┌─ INPUT FOR THIS TASK

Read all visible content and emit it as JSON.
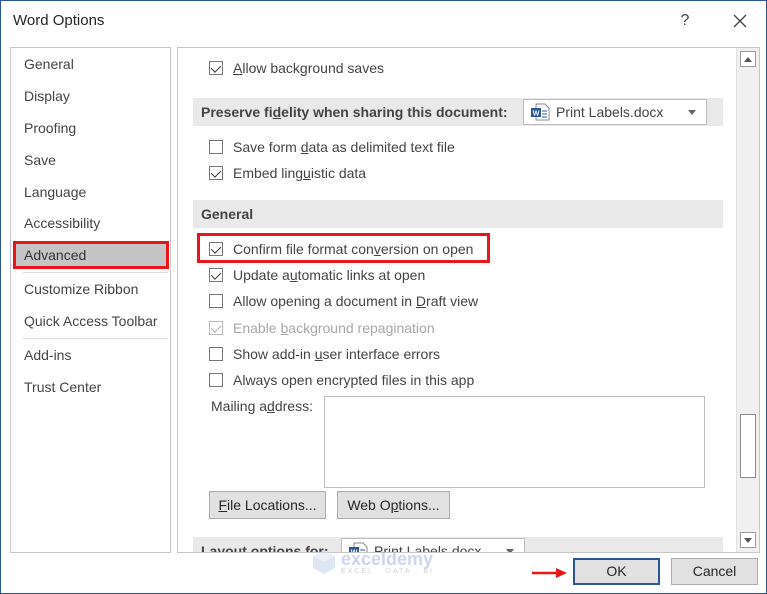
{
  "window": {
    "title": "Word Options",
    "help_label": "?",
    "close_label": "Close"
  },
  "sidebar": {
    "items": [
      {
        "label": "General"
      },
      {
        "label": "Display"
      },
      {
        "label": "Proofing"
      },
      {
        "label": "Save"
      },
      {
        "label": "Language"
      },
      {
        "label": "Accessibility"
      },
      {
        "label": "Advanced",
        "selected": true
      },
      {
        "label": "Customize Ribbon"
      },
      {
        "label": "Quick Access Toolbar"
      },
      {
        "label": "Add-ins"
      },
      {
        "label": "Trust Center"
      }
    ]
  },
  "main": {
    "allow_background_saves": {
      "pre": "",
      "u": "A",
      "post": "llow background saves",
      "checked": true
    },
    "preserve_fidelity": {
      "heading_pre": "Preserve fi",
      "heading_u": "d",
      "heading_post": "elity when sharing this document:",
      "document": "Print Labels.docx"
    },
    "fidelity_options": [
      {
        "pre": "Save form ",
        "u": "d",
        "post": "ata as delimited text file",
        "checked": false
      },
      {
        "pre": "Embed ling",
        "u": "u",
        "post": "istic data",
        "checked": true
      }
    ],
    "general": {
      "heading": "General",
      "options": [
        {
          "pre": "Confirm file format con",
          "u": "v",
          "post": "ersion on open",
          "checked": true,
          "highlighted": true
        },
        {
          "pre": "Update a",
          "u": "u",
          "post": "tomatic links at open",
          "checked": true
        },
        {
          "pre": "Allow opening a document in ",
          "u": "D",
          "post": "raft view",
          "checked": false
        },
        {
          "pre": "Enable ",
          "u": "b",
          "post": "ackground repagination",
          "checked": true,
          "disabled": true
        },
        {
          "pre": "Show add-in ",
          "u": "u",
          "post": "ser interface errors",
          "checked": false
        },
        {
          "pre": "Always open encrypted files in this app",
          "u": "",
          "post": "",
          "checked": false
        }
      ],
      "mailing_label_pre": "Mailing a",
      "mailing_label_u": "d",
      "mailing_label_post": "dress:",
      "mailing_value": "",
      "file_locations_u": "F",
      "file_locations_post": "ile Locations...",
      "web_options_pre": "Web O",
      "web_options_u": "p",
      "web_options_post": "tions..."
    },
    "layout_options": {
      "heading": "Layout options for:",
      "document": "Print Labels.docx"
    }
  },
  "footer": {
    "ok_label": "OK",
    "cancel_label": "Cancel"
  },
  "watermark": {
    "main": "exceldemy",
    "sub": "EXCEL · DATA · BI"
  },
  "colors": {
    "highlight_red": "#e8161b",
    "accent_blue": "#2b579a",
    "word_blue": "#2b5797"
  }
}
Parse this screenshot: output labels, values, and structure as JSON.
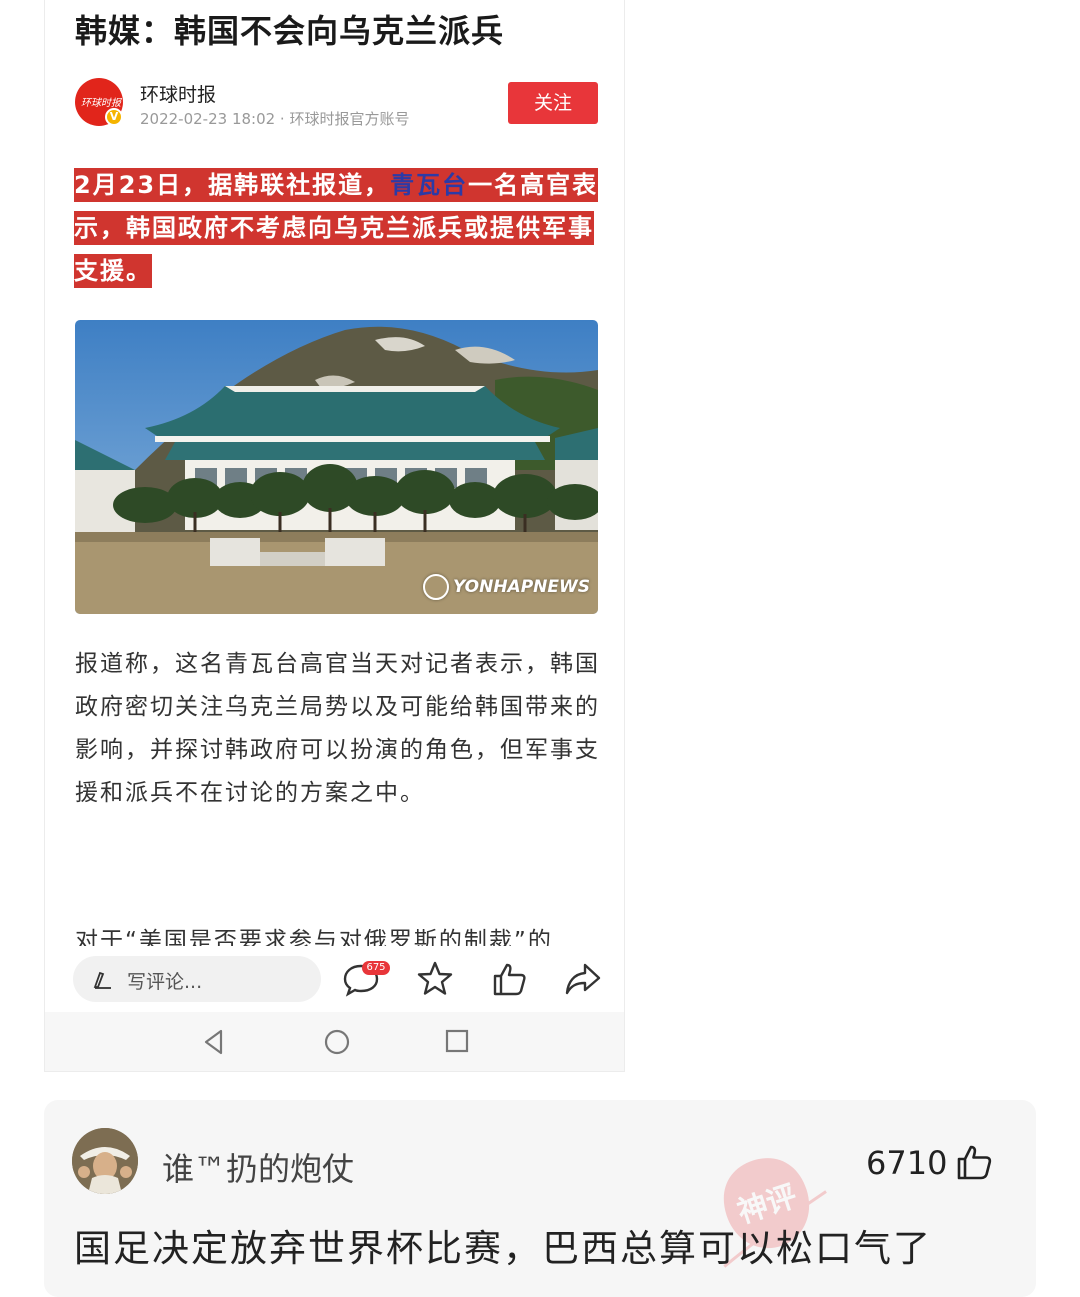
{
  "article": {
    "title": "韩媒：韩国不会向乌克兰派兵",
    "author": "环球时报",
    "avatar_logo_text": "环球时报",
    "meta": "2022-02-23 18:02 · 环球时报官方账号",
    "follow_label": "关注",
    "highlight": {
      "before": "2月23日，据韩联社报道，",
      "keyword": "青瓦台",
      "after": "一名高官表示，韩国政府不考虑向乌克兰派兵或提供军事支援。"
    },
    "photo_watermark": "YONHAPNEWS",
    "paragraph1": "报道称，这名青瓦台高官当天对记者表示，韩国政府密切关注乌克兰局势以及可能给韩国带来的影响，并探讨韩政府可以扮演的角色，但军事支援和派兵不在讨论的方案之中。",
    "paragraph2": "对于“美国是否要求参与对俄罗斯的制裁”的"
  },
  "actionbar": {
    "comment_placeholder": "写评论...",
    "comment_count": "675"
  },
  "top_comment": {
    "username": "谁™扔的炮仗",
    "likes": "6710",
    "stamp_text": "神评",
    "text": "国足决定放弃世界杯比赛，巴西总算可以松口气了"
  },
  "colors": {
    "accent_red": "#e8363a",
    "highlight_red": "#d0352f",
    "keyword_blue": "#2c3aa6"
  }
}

└─

> **TASK INSTRUCTIONS**
Reproduce the material above in full, exactly, with no images.

> **OUTPUT BELOW**
Read all visible content and emit it as JSON.
{
  "window": {
    "title": "Word Options",
    "help_label": "?",
    "close_label": "Close"
  },
  "sidebar": {
    "items": [
      {
        "label": "General"
      },
      {
        "label": "Display"
      },
      {
        "label": "Proofing"
      },
      {
        "label": "Save"
      },
      {
        "label": "Language"
      },
      {
        "label": "Accessibility"
      },
      {
        "label": "Advanced",
        "selected": true
      },
      {
        "label": "Customize Ribbon"
      },
      {
        "label": "Quick Access Toolbar"
      },
      {
        "label": "Add-ins"
      },
      {
        "label": "Trust Center"
      }
    ]
  },
  "main": {
    "allow_background_saves": {
      "pre": "",
      "u": "A",
      "post": "llow background saves",
      "checked": true
    },
    "preserve_fidelity": {
      "heading_pre": "Preserve fi",
      "heading_u": "d",
      "heading_post": "elity when sharing this document:",
      "document": "Print Labels.docx"
    },
    "fidelity_options": [
      {
        "pre": "Save form ",
        "u": "d",
        "post": "ata as delimited text file",
        "checked": false
      },
      {
        "pre": "Embed ling",
        "u": "u",
        "post": "istic data",
        "checked": true
      }
    ],
    "general": {
      "heading": "General",
      "options": [
        {
          "pre": "Confirm file format con",
          "u": "v",
          "post": "ersion on open",
          "checked": true,
          "highlighted": true
        },
        {
          "pre": "Update a",
          "u": "u",
          "post": "tomatic links at open",
          "checked": true
        },
        {
          "pre": "Allow opening a document in ",
          "u": "D",
          "post": "raft view",
          "checked": false
        },
        {
          "pre": "Enable ",
          "u": "b",
          "post": "ackground repagination",
          "checked": true,
          "disabled": true
        },
        {
          "pre": "Show add-in ",
          "u": "u",
          "post": "ser interface errors",
          "checked": false
        },
        {
          "pre": "Always open encrypted files in this app",
          "u": "",
          "post": "",
          "checked": false
        }
      ],
      "mailing_label_pre": "Mailing a",
      "mailing_label_u": "d",
      "mailing_label_post": "dress:",
      "mailing_value": "",
      "file_locations_u": "F",
      "file_locations_post": "ile Locations...",
      "web_options_pre": "Web O",
      "web_options_u": "p",
      "web_options_post": "tions..."
    },
    "layout_options": {
      "heading": "Layout options for:",
      "document": "Print Labels.docx"
    }
  },
  "footer": {
    "ok_label": "OK",
    "cancel_label": "Cancel"
  },
  "watermark": {
    "main": "exceldemy",
    "sub": "EXCEL · DATA · BI"
  },
  "colors": {
    "highlight_red": "#e8161b",
    "accent_blue": "#2b579a",
    "word_blue": "#2b5797"
  }
}
Parse this screenshot: output labels, values, and structure as JSON.
{
  "article": {
    "title": "韩媒：韩国不会向乌克兰派兵",
    "author": "环球时报",
    "avatar_logo_text": "环球时报",
    "meta": "2022-02-23 18:02 · 环球时报官方账号",
    "follow_label": "关注",
    "highlight": {
      "before": "2月23日，据韩联社报道，",
      "keyword": "青瓦台",
      "after": "一名高官表示，韩国政府不考虑向乌克兰派兵或提供军事支援。"
    },
    "photo_watermark": "YONHAPNEWS",
    "paragraph1": "报道称，这名青瓦台高官当天对记者表示，韩国政府密切关注乌克兰局势以及可能给韩国带来的影响，并探讨韩政府可以扮演的角色，但军事支援和派兵不在讨论的方案之中。",
    "paragraph2": "对于“美国是否要求参与对俄罗斯的制裁”的"
  },
  "actionbar": {
    "comment_placeholder": "写评论...",
    "comment_count": "675"
  },
  "top_comment": {
    "username": "谁™扔的炮仗",
    "likes": "6710",
    "stamp_text": "神评",
    "text": "国足决定放弃世界杯比赛，巴西总算可以松口气了"
  },
  "colors": {
    "accent_red": "#e8363a",
    "highlight_red": "#d0352f",
    "keyword_blue": "#2c3aa6"
  }
}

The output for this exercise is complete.